> **任务目标 1**: 逐字照录罗默批判宏观经济学一文中从“英国Channel 4 News财经编辑”到“流西方经济学开始瓦解的标志。”的部分,首尾两处均包括在内。

> **网页节选**:

保罗·梅森:主流经济模型让世界陷入危境

来源:观察者网

2016-09-28 07:17

保罗·梅森

保罗·梅森作者

英国Channel 4 News财经编辑

保罗·罗默(Paul Romer)曾凭一纸研究震惊经济学界,此事至今已有26年。罗默那篇名为《内生性技术变革》(Endogenous Technological Change)的文章,揭示了信息技术是如何从根本上改变世界的——它把经济学的关注点从土地、劳动力和资本,转移至“人、思想(指技术创新)和事物”。(保罗·罗默到底有多牛,不熟悉的请戳

近三十年之后,在2016年9月14日,罗默发表了一篇论文,不少人认为其影响力堪比他的成名作。罗默在文章批判说,宏观经济学像一门30年止步不前的科学,其理解阐释现实的能力甚至发生了退化。

作为世行首席经济学家,有人认为,保罗·罗默对西方经济学的批判,是主流西方经济学开始瓦解的标志。

1970年代末,当凯恩斯主义旧有的确定性失灵时,新一代经济学家们将这门学科变成了一堆超级抽象的数学方程式。他们假设,经济系统将趋于均衡态,只有来自系统外部的不可预测的冲击能干扰这种均衡。由于冲击起于外部,经济学家们为了让数学模型看起来合理,不得不发挥想象,猜测这些冲击到底是什么。

而罗默在《宏观经济学的困境》(The Trouble with Macroeconomics,这篇论文长达24页,中文版观察者网近期将推出)中嘲讽了这些想象中的破坏力。他将由此产生的宏观经济理论,比作只有当“巨魔、小鬼和以太(物理学家假想的物质)”存在才解释得通的物理学。

抨击西方经济学失效,这不是什么新提法了。伦敦金斯顿大学经济学家斯蒂夫·基恩(Steve Keen)就一直声称,2008年的金融海啸之所以规模巨大,正是由于人们过于依赖有缺陷的经济模型——这让决策者们低估了风险,最终让世界陷入危境。值得一提的是,基恩毕生都以反叛者形象出现,而罗默是学界元老、美国主流经济学的核心人物,现任世界银行首席经济学家。他对那些备受推崇、影响力巨大的经济学者提出批评,这可是件大事。

罗默挑起的话题牵涉到巨大的利益。即使金融风暴已过去8年,仍然有经济理论在持续误导决策者们。该理论认为,中央银行的举措无关轻重。为抵御全球经济萧条,各国央行共印刷了总计12万亿美元(9.1万亿英镑)的货币,却并未完全消除经济威胁。经济停滞让央行行长、政府官员及社会理论家们夜不能寐,可权宜之计总是这一招——施行货币宽松政策。

正统经济理论一直鼓吹,即使央行撤回所有的救助措施,也不会坏到哪里去——因为那些数学方程式告诉他们,货币政策与产出并无相关性。理论家认为,英格兰银行行长马克·卡尼和欧洲央行行长马里奥·德拉吉可以将利率调高一倍、削减量化宽松,而经济仍会按照相同速度增长。

罗默不无讽刺地将这一经济学观点称为“后现实”,并为它之所以如此流行提供了一个极其简单的解释:人性的弱点。罗默将经济学精英与理论物理学家相对比,指出两者存有相同问题:过于自信、“一个硕大无朋的共同体”、有着近乎宗教团体的虔诚、倾向于忽视与理论不相匹配的结果——以及对出错可能性考虑得少之又少。

[数据集行]
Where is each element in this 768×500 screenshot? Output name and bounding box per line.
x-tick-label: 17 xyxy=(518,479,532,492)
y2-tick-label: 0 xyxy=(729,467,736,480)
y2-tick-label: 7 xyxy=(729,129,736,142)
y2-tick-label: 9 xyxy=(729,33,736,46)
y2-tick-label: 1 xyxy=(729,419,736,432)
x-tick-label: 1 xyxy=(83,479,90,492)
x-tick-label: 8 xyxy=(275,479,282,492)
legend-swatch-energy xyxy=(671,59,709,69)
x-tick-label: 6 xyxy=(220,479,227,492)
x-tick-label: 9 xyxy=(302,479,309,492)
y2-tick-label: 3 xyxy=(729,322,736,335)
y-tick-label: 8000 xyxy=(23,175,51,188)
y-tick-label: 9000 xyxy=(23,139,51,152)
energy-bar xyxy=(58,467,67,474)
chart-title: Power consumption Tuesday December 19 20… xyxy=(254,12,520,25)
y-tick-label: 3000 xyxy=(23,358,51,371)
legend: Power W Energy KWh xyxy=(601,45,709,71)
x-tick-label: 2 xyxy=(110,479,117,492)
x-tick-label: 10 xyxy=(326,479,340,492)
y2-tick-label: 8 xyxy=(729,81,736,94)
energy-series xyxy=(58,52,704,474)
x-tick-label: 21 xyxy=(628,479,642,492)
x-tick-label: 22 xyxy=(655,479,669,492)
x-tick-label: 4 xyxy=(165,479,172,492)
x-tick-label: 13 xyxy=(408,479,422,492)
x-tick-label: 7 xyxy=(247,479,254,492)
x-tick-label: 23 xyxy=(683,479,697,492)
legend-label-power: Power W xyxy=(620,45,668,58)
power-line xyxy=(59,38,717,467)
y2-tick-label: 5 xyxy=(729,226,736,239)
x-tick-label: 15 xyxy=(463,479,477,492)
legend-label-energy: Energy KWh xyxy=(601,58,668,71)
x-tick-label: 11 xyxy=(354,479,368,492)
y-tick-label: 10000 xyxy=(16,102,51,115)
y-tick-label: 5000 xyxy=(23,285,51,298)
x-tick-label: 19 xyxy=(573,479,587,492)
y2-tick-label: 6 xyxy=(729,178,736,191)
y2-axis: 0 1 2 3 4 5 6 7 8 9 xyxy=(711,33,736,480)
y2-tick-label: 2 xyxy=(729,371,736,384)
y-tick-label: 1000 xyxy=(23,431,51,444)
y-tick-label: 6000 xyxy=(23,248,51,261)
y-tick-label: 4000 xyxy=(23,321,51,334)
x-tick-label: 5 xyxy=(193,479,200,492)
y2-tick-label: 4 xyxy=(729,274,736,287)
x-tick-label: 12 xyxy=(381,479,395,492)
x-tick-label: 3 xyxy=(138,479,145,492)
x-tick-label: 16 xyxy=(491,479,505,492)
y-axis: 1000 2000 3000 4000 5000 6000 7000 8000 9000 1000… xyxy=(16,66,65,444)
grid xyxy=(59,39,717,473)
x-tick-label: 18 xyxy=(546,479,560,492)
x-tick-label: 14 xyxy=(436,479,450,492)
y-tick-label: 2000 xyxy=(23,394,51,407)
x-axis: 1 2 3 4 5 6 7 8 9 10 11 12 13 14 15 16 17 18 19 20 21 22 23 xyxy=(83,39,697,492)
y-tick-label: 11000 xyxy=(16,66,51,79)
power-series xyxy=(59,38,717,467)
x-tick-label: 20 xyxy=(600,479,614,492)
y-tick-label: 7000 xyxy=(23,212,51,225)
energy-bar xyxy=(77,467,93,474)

> **任务目标 2**: 将清单从第一行起直至含“y-tick-label: 3000 xyxy=(23,358,51,371)”的那一行(含该行)改写为 Markdown 表格,列名为“序号”和“内容”,略去空行。

> **最终答案 1**:
英国Channel 4 News财经编辑

保罗·罗默(Paul Romer)曾凭一纸研究震惊经济学界,此事至今已有26年。罗默那篇名为《内生性技术变革》(Endogenous Technological Change)的文章,揭示了信息技术是如何从根本上改变世界的——它把经济学的关注点从土地、劳动力和资本,转移至“人、思想(指技术创新)和事物”。(保罗·罗默到底有多牛,不熟悉的请戳

近三十年之后,在2016年9月14日,罗默发表了一篇论文,不少人认为其影响力堪比他的成名作。罗默在文章批判说,宏观经济学像一门30年止步不前的科学,其理解阐释现实的能力甚至发生了退化。

作为世行首席经济学家,有人认为,保罗·罗默对西方经济学的批判,是主流西方经济学开始瓦解的标志。

> **最终答案 2**:
| 序号 | 内容 |
|---|---|
| 1 | Where is each element in this 768×500 screenshot? Output name and bounding box per line. |
| 2 | x-tick-label: 17 xyxy=(518,479,532,492) |
| 3 | y2-tick-label: 0 xyxy=(729,467,736,480) |
| 4 | y2-tick-label: 7 xyxy=(729,129,736,142) |
| 5 | y2-tick-label: 9 xyxy=(729,33,736,46) |
| 6 | y2-tick-label: 1 xyxy=(729,419,736,432) |
| 7 | x-tick-label: 1 xyxy=(83,479,90,492) |
| 8 | x-tick-label: 8 xyxy=(275,479,282,492) |
| 9 | legend-swatch-energy xyxy=(671,59,709,69) |
| 10 | x-tick-label: 6 xyxy=(220,479,227,492) |
| 11 | x-tick-label: 9 xyxy=(302,479,309,492) |
| 12 | y2-tick-label: 3 xyxy=(729,322,736,335) |
| 13 | y-tick-label: 8000 xyxy=(23,175,51,188) |
| 14 | y-tick-label: 9000 xyxy=(23,139,51,152) |
| 15 | energy-bar xyxy=(58,467,67,474) |
| 16 | chart-title: Power consumption Tuesday December 19 20… xyxy=(254,12,520,25) |
| 17 | y-tick-label: 3000 xyxy=(23,358,51,371) |